OBJECTIVE >>
Reproduce the part of the calculator forum thread below from "Usually the square" up to and including "multiplications and divisions.".

SOURCE EXCERPT >>
Thank you for any information you can provide.
Lesley Evensen


#27

I have found that most real scientific calculators have a general (Y^X) function key... certainly all the HP's do.

Since X*X is so common they also have this as a shortcut. It is also implemented by direct multiplication and is much faster and more accurate than the Y^X function that uses LOG, MULTIPLY, ANTILOG internally.


#28

BTW, regarding y^x, have you tried on a 21:

2

enter

3

y^x

8

-

This is caused by the log-antilog algorithm, and is documented in a HPJ article that I remember reading in the 80s. I guess other woodstocks have the same rounding error


#29

Yes, the article is in:

Hewlett-Packard Journal, November 1976

"The New Accuracy: Making 2**3 = 8"

The HP-25C (for instance) had the innacurate algorithm
while the HP-67 used the new one, if I'm not wrong. I also
remember that the first calculator to feature the improved
algorithm was the Topcat series HP-91.

As for implementing x^2 by direct multiplication
instead of using the much slower y^x algorithm (which
does it as log, multiplication, antilog as stated), one
of the worst cases I've ever seen was the computation of
sqr(x) [square root of x] in the Sinclair Spectrum
micro-computer of the 80's [sold in USA under the namebrand
Timex].

Usually the square root is computed using a very fast
algorithm, so fast that computing a square root takes
almost the same time as a single division operation. But
in the Spectrum, it was computed so:

sqr(x) = x^0.5 = exp(0.5*log(x))

so it took a log, a multiplication, and an antilog as well.
Both the log and the antilog used Chebyshev series
expansions, i.e.: many, many multiplications and divisions.

SUPPLIED INFORMATION >>
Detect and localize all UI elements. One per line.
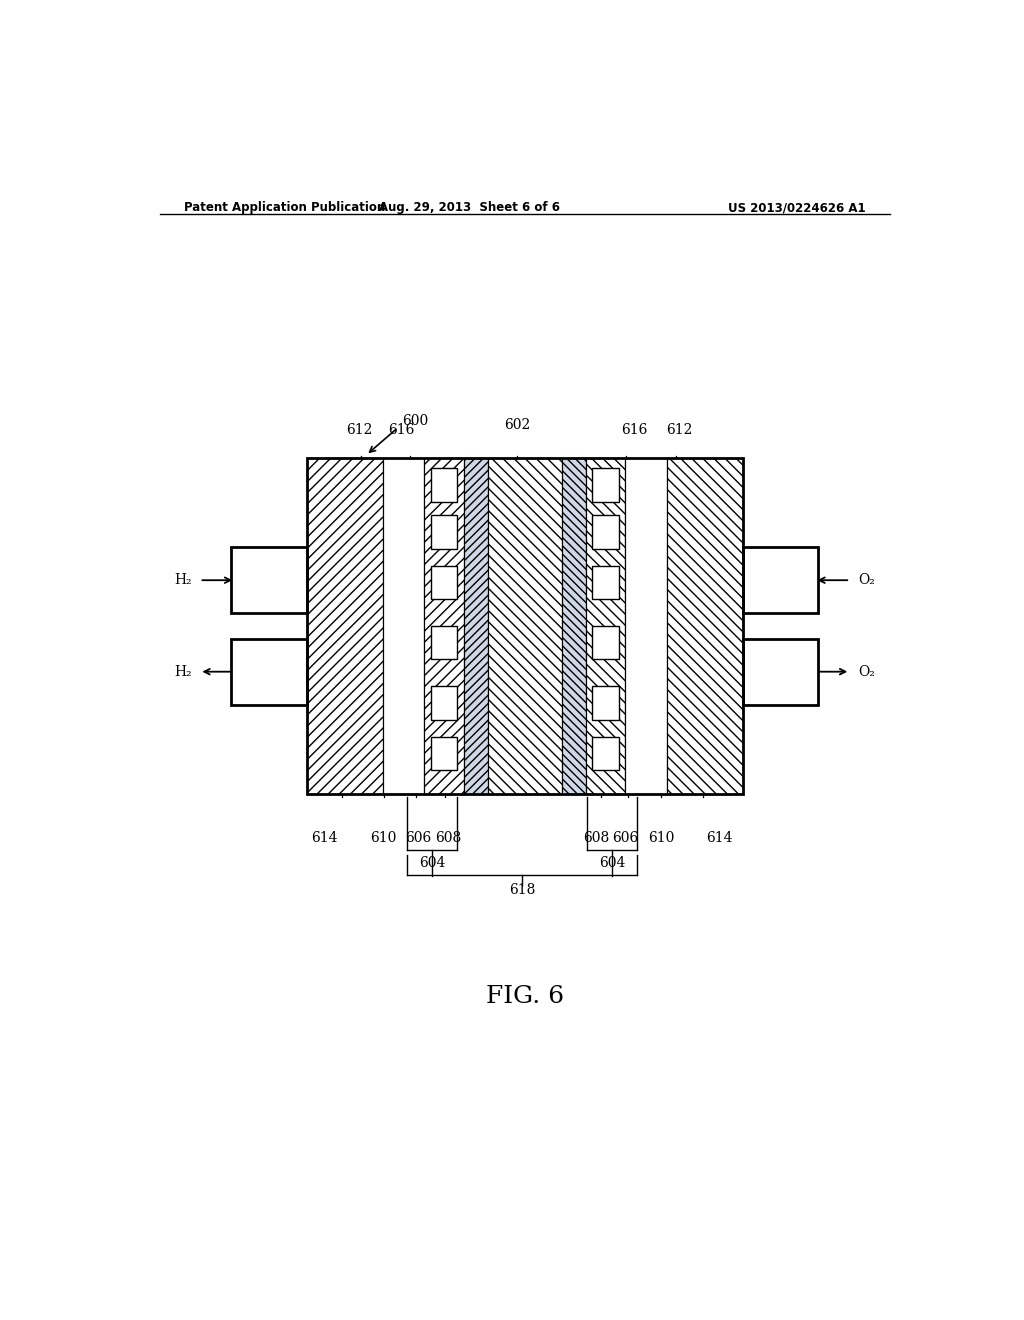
Bar xyxy=(431,565,457,599)
Text: O₂: O₂ xyxy=(858,665,874,678)
Text: 604: 604 xyxy=(419,855,445,870)
Text: 616: 616 xyxy=(388,422,415,437)
Text: 606: 606 xyxy=(612,832,639,845)
Text: 618: 618 xyxy=(509,883,536,898)
Text: 608: 608 xyxy=(583,832,609,845)
Text: 612: 612 xyxy=(346,422,372,437)
Text: 602: 602 xyxy=(504,418,530,432)
Bar xyxy=(431,469,457,502)
Bar xyxy=(743,548,818,614)
Bar xyxy=(593,686,618,719)
Bar xyxy=(593,565,618,599)
Text: O₂: O₂ xyxy=(858,573,874,587)
Text: H₂: H₂ xyxy=(174,665,191,678)
Text: 608: 608 xyxy=(435,832,461,845)
Text: 604: 604 xyxy=(599,855,626,870)
Bar xyxy=(593,515,618,549)
Text: 610: 610 xyxy=(648,832,675,845)
Bar xyxy=(431,686,457,719)
Bar xyxy=(306,458,743,793)
Bar xyxy=(626,458,667,793)
Bar xyxy=(586,458,626,793)
Text: 606: 606 xyxy=(406,832,431,845)
Bar xyxy=(593,469,618,502)
Text: 612: 612 xyxy=(667,422,693,437)
Text: 614: 614 xyxy=(706,832,732,845)
Bar xyxy=(231,639,306,705)
Bar xyxy=(593,737,618,770)
Text: 614: 614 xyxy=(311,832,338,845)
Bar xyxy=(464,458,487,793)
Bar xyxy=(231,548,306,614)
Bar xyxy=(306,458,383,793)
Text: Aug. 29, 2013  Sheet 6 of 6: Aug. 29, 2013 Sheet 6 of 6 xyxy=(379,201,560,214)
Text: Patent Application Publication: Patent Application Publication xyxy=(183,201,385,214)
Bar xyxy=(487,458,562,793)
Bar xyxy=(424,458,464,793)
Bar xyxy=(383,458,424,793)
Text: FIG. 6: FIG. 6 xyxy=(485,986,564,1008)
Bar xyxy=(431,737,457,770)
Bar xyxy=(667,458,743,793)
Text: 610: 610 xyxy=(371,832,396,845)
Text: 600: 600 xyxy=(401,413,428,428)
Text: 616: 616 xyxy=(622,422,647,437)
Bar xyxy=(431,626,457,660)
Bar xyxy=(431,515,457,549)
Text: US 2013/0224626 A1: US 2013/0224626 A1 xyxy=(728,201,866,214)
Bar xyxy=(562,458,586,793)
Text: H₂: H₂ xyxy=(174,573,191,587)
Bar xyxy=(593,626,618,660)
Bar xyxy=(743,639,818,705)
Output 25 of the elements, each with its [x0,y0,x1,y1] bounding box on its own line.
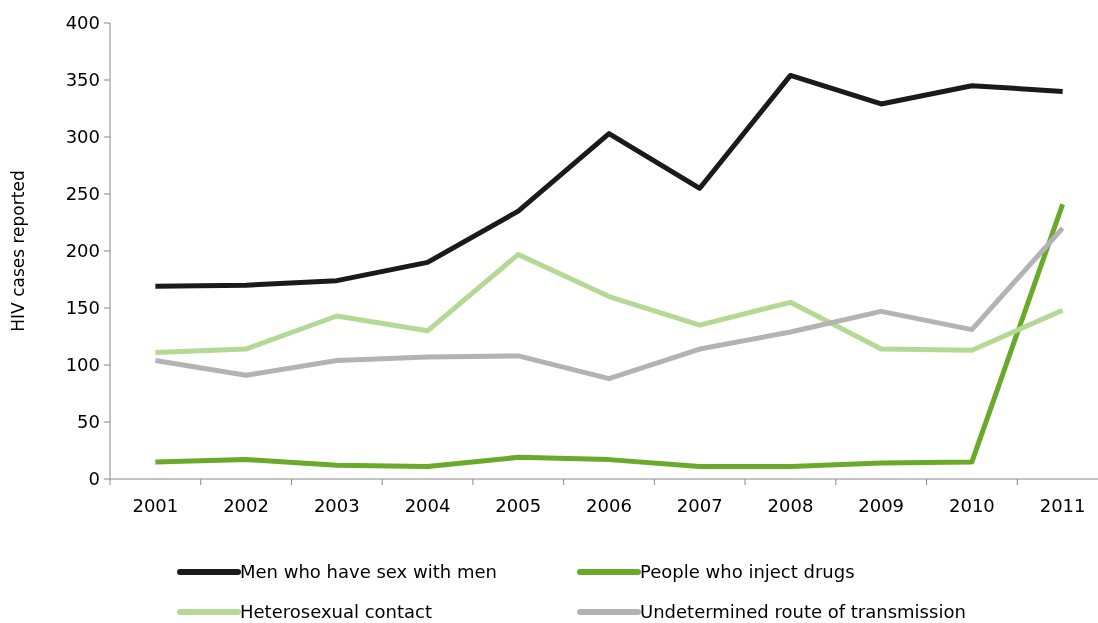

WRITTEN SOLUTION >>
Usually the square root is computed using a very fast
algorithm, so fast that computing a square root takes
almost the same time as a single division operation. But
in the Spectrum, it was computed so:

sqr(x) = x^0.5 = exp(0.5*log(x))

so it took a log, a multiplication, and an antilog as well.
Both the log and the antilog used Chebyshev series
expansions, i.e.: many, many multiplications and divisions.